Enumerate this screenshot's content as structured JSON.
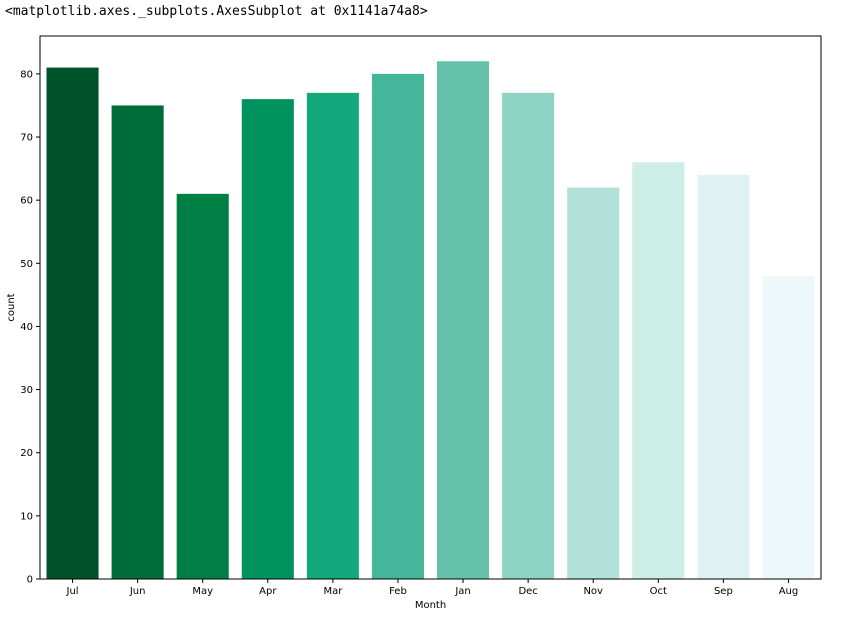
{
  "output_text": "<matplotlib.axes._subplots.AxesSubplot at 0x1141a74a8>",
  "chart_data": {
    "type": "bar",
    "categories": [
      "Jul",
      "Jun",
      "May",
      "Apr",
      "Mar",
      "Feb",
      "Jan",
      "Dec",
      "Nov",
      "Oct",
      "Sep",
      "Aug"
    ],
    "values": [
      81,
      75,
      61,
      76,
      77,
      80,
      82,
      77,
      62,
      66,
      64,
      48
    ],
    "colors": [
      "#00522a",
      "#006c38",
      "#007f45",
      "#00935d",
      "#12a87c",
      "#44b69a",
      "#64c2aa",
      "#8fd3c4",
      "#b1e1d8",
      "#cdede7",
      "#def1f3",
      "#ecf8fa"
    ],
    "title": "",
    "xlabel": "Month",
    "ylabel": "count",
    "ylim": [
      0,
      86
    ],
    "yticks": [
      0,
      10,
      20,
      30,
      40,
      50,
      60,
      70,
      80
    ],
    "grid": false
  }
}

● TASK DETAILS
Except for the pictures, copy the material above exactly.

● RESULT FOR THIS EXERCISE
Enumerate this screenshot's content as structured JSON.
{
  "output_text": "<matplotlib.axes._subplots.AxesSubplot at 0x1141a74a8>",
  "chart_data": {
    "type": "bar",
    "categories": [
      "Jul",
      "Jun",
      "May",
      "Apr",
      "Mar",
      "Feb",
      "Jan",
      "Dec",
      "Nov",
      "Oct",
      "Sep",
      "Aug"
    ],
    "values": [
      81,
      75,
      61,
      76,
      77,
      80,
      82,
      77,
      62,
      66,
      64,
      48
    ],
    "colors": [
      "#00522a",
      "#006c38",
      "#007f45",
      "#00935d",
      "#12a87c",
      "#44b69a",
      "#64c2aa",
      "#8fd3c4",
      "#b1e1d8",
      "#cdede7",
      "#def1f3",
      "#ecf8fa"
    ],
    "title": "",
    "xlabel": "Month",
    "ylabel": "count",
    "ylim": [
      0,
      86
    ],
    "yticks": [
      0,
      10,
      20,
      30,
      40,
      50,
      60,
      70,
      80
    ],
    "grid": false
  }
}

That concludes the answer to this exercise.